TASK INSTRUCTIONS:
Return all lines from the listing below in which the string "JSON" occurs.

━━ SUPPLIED RECORDS

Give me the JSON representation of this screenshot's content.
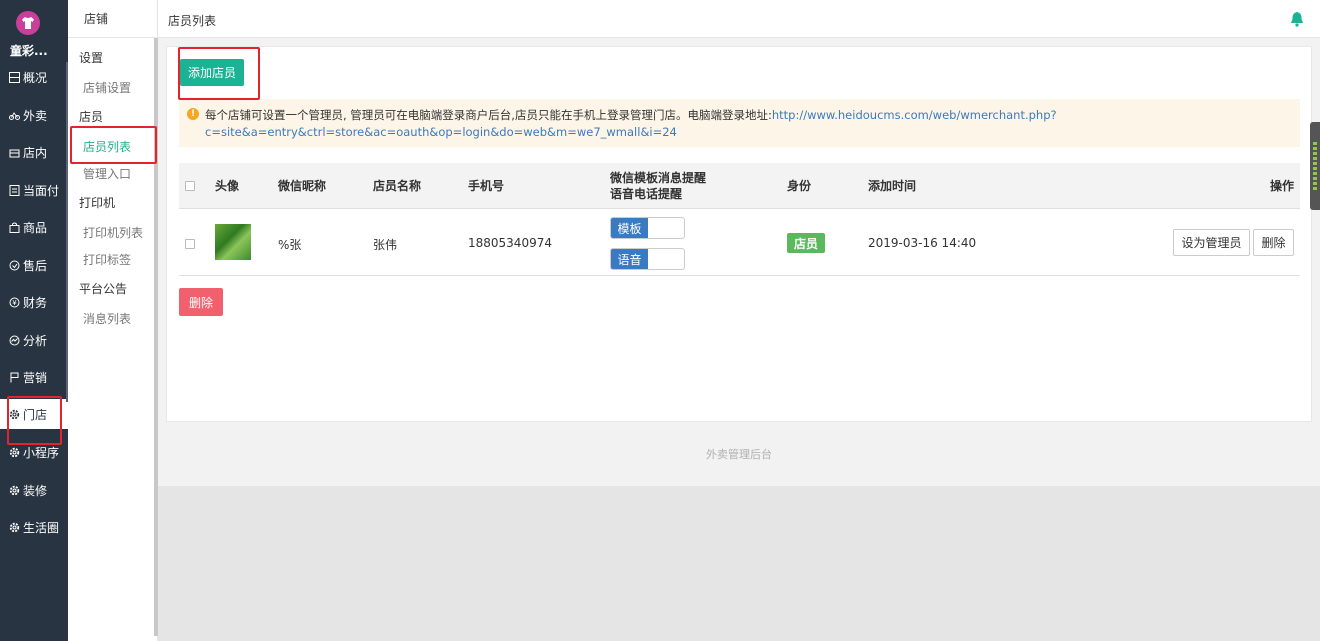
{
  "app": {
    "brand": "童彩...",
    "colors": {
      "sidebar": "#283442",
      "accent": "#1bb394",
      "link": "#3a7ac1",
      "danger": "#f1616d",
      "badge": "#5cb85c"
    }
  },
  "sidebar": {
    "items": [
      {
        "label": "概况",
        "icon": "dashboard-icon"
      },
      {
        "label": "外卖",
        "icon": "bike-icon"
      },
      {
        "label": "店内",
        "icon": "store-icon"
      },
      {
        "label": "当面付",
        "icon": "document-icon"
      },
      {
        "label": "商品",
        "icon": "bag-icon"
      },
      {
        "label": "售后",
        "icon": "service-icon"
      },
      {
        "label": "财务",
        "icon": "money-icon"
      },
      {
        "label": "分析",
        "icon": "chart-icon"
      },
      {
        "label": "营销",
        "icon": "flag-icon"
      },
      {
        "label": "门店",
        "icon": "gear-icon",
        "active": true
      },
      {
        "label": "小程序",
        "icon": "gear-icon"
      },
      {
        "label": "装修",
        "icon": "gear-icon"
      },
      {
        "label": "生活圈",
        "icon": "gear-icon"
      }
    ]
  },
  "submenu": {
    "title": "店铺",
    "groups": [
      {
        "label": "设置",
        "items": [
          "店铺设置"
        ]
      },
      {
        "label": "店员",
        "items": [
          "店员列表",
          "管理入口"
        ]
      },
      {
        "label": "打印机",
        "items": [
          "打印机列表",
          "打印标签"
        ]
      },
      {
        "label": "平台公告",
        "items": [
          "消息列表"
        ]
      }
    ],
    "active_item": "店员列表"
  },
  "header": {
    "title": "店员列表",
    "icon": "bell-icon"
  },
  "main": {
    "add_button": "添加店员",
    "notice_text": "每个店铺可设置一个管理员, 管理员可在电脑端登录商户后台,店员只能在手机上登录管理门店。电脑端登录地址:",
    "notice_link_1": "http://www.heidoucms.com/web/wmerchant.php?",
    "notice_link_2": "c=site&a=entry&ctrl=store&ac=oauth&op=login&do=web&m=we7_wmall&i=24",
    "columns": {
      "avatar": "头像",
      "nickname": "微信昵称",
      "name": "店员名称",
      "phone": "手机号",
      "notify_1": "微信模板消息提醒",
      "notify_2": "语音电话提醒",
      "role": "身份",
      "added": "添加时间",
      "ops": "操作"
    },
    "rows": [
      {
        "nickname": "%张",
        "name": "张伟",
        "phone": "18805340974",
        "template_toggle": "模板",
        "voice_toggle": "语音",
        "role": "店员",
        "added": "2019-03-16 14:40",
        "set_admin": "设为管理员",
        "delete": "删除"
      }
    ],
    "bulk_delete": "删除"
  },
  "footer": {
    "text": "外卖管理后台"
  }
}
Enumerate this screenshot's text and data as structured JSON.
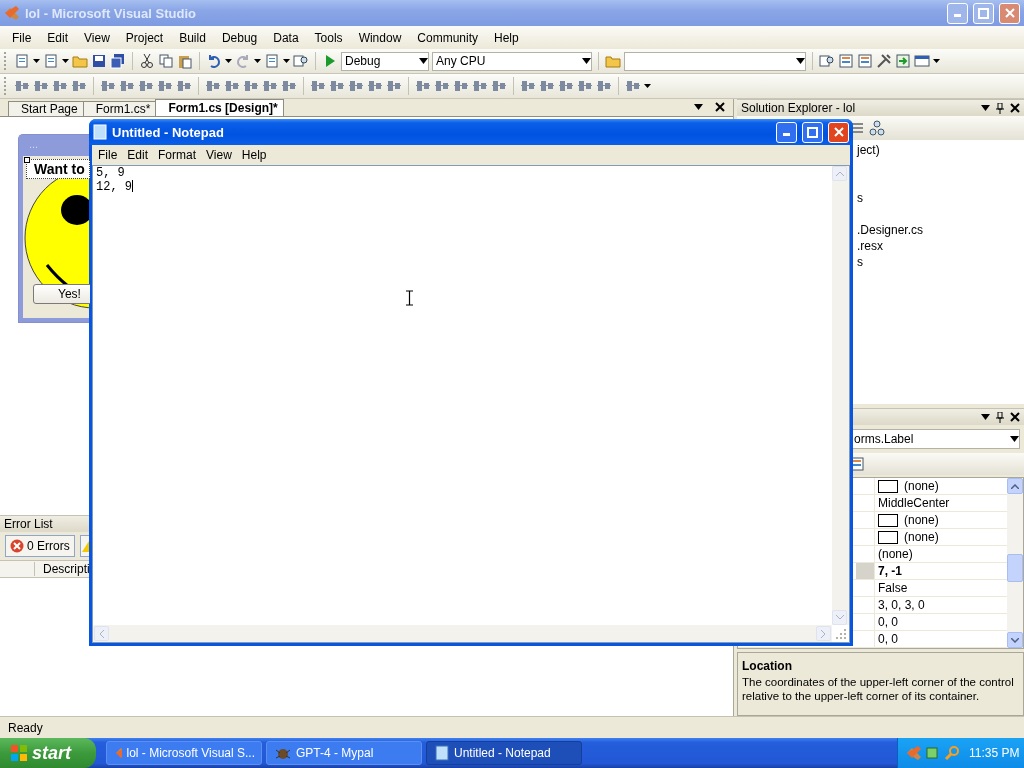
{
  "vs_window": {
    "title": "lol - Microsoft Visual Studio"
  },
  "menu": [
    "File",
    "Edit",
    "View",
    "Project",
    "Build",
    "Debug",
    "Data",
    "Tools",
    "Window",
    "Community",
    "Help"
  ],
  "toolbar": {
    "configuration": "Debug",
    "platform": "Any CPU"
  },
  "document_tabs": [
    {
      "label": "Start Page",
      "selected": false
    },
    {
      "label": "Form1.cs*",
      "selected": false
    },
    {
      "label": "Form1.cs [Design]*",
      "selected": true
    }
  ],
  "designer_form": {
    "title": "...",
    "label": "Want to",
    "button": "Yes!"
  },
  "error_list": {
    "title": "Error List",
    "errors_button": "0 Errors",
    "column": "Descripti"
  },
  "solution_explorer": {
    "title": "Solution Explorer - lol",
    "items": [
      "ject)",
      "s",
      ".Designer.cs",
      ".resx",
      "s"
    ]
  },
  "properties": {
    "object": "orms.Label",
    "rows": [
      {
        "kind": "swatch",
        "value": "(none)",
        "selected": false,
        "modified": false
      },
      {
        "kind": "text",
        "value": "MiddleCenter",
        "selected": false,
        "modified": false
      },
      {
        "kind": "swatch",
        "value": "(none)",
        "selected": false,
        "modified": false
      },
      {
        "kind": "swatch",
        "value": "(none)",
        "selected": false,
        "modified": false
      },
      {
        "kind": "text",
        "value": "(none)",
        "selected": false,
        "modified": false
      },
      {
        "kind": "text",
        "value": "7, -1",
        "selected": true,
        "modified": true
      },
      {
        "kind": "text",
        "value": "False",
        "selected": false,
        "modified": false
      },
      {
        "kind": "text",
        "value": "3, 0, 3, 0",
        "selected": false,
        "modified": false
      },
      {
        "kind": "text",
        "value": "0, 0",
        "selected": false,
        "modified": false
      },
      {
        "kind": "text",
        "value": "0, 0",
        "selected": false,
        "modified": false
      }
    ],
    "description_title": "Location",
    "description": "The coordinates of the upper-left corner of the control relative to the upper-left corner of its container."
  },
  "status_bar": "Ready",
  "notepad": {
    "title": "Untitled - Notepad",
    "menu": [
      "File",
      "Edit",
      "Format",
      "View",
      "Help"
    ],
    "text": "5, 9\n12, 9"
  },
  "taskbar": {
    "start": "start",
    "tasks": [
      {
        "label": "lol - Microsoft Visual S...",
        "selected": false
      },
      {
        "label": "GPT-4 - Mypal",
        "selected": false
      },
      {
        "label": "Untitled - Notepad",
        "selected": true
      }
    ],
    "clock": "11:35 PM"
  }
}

━━━━
━━ SUPPLIED RECORDS

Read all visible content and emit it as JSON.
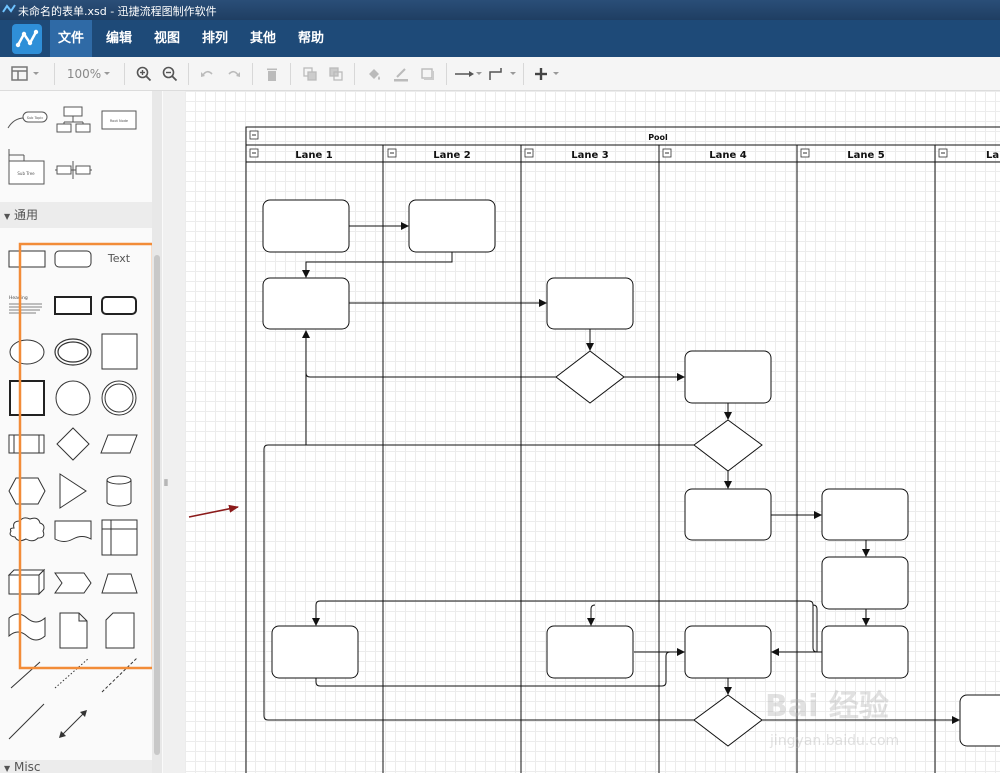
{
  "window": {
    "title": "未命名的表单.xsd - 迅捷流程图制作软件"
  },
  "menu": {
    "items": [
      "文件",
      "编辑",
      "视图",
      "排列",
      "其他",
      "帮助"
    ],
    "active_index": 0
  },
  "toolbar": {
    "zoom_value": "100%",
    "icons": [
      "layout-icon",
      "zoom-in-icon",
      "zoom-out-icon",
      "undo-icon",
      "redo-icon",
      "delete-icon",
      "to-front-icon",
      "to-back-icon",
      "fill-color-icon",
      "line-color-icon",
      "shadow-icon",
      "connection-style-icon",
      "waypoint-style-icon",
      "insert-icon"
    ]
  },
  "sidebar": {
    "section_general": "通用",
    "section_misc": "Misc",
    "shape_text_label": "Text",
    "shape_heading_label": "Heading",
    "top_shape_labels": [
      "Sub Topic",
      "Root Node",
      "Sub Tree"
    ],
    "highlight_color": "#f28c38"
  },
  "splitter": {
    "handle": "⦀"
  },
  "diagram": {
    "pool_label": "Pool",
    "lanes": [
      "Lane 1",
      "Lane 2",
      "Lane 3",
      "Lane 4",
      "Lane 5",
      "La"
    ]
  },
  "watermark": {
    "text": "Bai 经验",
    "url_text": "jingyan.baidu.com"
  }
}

━━━━
━━ SUPPLIED RECORDS

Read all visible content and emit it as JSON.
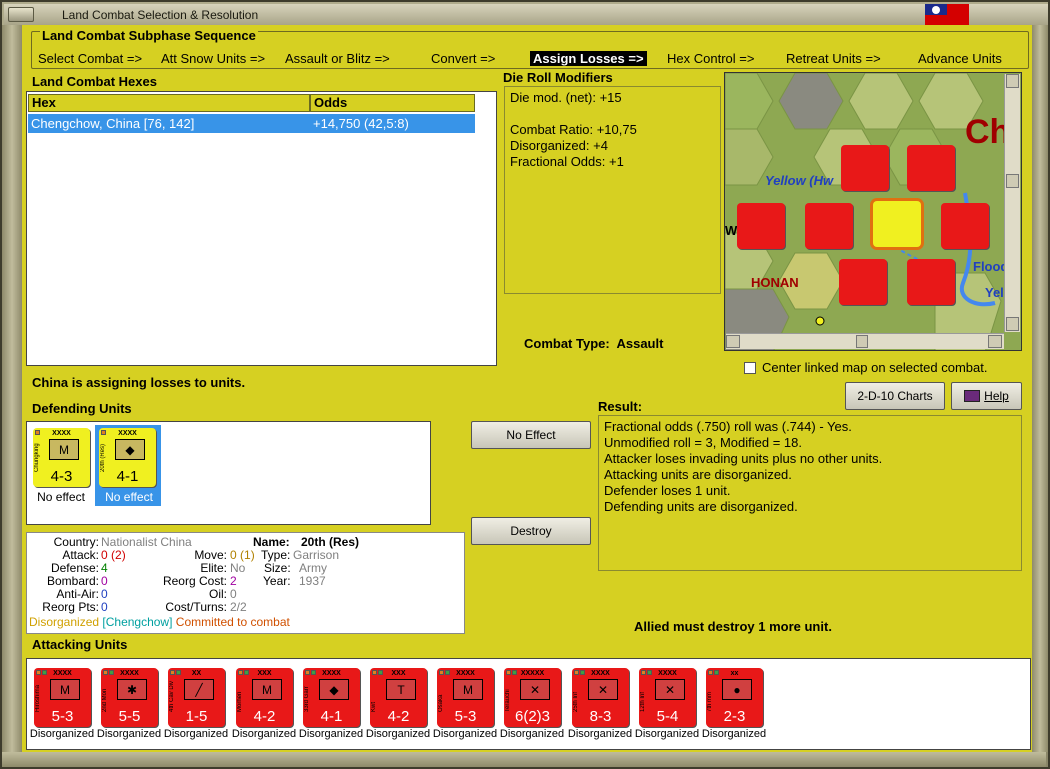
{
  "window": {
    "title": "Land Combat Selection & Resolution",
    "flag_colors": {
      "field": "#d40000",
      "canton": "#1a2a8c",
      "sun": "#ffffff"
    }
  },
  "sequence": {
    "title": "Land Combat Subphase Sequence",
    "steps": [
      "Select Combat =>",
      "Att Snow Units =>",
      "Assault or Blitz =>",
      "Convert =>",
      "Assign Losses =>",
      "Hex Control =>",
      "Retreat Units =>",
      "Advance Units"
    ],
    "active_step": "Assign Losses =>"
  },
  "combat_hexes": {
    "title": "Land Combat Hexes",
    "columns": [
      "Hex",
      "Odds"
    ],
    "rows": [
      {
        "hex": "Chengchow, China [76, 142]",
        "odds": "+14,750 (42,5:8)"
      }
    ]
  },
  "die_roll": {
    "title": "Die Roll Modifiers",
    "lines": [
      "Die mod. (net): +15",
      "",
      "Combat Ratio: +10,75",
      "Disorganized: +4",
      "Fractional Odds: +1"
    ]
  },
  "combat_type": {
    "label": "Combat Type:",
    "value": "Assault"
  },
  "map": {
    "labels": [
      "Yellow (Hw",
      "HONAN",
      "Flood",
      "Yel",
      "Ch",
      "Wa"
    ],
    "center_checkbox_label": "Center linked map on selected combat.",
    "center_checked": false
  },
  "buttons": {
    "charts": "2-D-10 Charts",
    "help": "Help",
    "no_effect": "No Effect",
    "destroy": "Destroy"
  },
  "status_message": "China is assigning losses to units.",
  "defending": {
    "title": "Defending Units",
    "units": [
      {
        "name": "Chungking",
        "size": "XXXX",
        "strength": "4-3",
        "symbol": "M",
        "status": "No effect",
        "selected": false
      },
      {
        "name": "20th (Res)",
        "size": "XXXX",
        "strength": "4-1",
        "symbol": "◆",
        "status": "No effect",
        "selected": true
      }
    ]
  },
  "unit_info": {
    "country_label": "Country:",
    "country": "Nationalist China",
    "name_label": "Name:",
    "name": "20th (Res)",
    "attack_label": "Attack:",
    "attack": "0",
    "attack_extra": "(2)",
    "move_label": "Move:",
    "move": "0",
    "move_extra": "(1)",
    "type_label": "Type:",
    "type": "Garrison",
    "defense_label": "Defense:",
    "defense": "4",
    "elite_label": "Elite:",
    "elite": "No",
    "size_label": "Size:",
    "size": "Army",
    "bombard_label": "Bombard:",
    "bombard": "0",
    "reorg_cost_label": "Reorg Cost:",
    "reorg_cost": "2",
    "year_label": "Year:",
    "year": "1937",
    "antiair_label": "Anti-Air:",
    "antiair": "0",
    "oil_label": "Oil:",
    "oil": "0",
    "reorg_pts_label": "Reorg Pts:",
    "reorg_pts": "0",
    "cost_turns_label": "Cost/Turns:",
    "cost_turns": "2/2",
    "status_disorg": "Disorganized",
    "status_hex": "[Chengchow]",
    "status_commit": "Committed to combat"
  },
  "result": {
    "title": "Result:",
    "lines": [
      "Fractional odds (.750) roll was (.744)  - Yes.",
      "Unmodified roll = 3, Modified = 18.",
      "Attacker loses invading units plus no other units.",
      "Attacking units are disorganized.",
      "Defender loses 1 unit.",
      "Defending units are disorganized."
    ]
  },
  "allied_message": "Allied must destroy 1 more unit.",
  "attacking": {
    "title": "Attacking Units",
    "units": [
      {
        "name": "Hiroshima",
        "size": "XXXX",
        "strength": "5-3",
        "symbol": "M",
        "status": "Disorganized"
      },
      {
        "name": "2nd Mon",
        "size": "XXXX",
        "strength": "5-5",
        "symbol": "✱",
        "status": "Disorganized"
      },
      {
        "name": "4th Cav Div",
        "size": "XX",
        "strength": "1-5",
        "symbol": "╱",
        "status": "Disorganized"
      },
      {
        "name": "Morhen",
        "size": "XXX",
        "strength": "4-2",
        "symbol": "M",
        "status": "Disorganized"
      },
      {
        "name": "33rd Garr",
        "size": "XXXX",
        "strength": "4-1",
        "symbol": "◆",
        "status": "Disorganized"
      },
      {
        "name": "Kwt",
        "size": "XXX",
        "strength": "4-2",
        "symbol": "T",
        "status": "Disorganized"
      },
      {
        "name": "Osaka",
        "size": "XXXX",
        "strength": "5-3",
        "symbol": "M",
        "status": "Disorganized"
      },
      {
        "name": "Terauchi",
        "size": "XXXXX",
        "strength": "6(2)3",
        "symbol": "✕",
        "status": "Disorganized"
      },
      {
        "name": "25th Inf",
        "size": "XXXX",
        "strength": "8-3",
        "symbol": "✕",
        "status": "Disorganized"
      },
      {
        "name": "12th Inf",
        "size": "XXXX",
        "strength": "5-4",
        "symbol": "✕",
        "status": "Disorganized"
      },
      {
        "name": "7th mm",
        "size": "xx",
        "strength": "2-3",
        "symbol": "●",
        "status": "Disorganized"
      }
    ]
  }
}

━━━━

WRITTEN ANSWER:
Give me the JSON representation of this screenshot's content.
Enumerate this screenshot's text and data as structured JSON.
Read all visible content and emit it as JSON.
Read all visible content and emit it as JSON.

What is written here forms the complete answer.